— START Dataset —
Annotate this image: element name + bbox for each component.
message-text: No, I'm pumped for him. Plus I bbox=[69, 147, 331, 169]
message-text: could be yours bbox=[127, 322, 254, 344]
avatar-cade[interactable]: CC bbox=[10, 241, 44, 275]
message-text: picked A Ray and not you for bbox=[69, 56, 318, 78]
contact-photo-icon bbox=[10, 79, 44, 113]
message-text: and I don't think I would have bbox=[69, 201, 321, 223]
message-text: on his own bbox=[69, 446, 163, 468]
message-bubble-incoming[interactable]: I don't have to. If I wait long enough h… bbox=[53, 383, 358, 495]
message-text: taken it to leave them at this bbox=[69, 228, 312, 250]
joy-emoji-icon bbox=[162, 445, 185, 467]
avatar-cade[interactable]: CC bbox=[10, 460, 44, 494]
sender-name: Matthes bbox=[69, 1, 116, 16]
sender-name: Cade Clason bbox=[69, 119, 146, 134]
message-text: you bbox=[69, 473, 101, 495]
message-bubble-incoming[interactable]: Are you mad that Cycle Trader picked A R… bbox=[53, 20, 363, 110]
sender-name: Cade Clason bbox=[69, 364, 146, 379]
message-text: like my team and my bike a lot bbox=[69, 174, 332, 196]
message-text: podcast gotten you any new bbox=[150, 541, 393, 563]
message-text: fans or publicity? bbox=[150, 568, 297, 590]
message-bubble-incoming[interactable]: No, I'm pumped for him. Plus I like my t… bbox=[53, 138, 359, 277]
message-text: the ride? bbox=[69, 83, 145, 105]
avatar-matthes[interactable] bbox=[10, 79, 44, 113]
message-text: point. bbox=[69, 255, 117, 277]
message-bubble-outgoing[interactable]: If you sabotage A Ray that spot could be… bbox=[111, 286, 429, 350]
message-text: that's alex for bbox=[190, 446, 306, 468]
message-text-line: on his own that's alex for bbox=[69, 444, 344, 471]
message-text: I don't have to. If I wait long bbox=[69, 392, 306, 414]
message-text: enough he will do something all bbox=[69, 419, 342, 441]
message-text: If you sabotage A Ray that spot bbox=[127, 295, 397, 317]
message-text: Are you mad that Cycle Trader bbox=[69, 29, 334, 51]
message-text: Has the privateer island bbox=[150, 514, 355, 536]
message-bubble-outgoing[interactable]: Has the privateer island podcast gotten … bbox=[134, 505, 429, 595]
— END Dataset —
Requirement. Rewrite all of the items above so that "Cycle Trader" becomes "Dirt Rider" wherever it occurs, with no other changes.

Correct result.
Annotate this image: element name + bbox for each component.
message-text: No, I'm pumped for him. Plus I bbox=[69, 147, 331, 169]
message-text: could be yours bbox=[127, 322, 254, 344]
avatar-cade[interactable]: CC bbox=[10, 241, 44, 275]
message-text: picked A Ray and not you for bbox=[69, 56, 318, 78]
contact-photo-icon bbox=[10, 79, 44, 113]
message-text: and I don't think I would have bbox=[69, 201, 321, 223]
message-text: on his own bbox=[69, 446, 163, 468]
message-bubble-incoming[interactable]: I don't have to. If I wait long enough h… bbox=[53, 383, 358, 495]
message-text: taken it to leave them at this bbox=[69, 228, 312, 250]
joy-emoji-icon bbox=[162, 445, 185, 467]
avatar-cade[interactable]: CC bbox=[10, 460, 44, 494]
sender-name: Matthes bbox=[69, 1, 116, 16]
sender-name: Cade Clason bbox=[69, 119, 146, 134]
message-text: you bbox=[69, 473, 101, 495]
message-bubble-incoming[interactable]: Are you mad that Dirt Rider picked A R… bbox=[53, 20, 363, 110]
sender-name: Cade Clason bbox=[69, 364, 146, 379]
message-text: like my team and my bike a lot bbox=[69, 174, 332, 196]
message-text: podcast gotten you any new bbox=[150, 541, 393, 563]
message-text: fans or publicity? bbox=[150, 568, 297, 590]
message-bubble-incoming[interactable]: No, I'm pumped for him. Plus I like my t… bbox=[53, 138, 359, 277]
message-text: the ride? bbox=[69, 83, 145, 105]
avatar-matthes[interactable] bbox=[10, 79, 44, 113]
message-text: point. bbox=[69, 255, 117, 277]
message-bubble-outgoing[interactable]: If you sabotage A Ray that spot could be… bbox=[111, 286, 429, 350]
message-text: that's alex for bbox=[190, 446, 306, 468]
message-text-line: on his own that's alex for bbox=[69, 444, 344, 471]
message-text: I don't have to. If I wait long bbox=[69, 392, 306, 414]
message-text: enough he will do something all bbox=[69, 419, 342, 441]
message-text: If you sabotage A Ray that spot bbox=[127, 295, 397, 317]
message-text: Are you mad that Dirt Rider bbox=[69, 29, 334, 51]
message-text: Has the privateer island bbox=[150, 514, 355, 536]
message-bubble-outgoing[interactable]: Has the privateer island podcast gotten … bbox=[134, 505, 429, 595]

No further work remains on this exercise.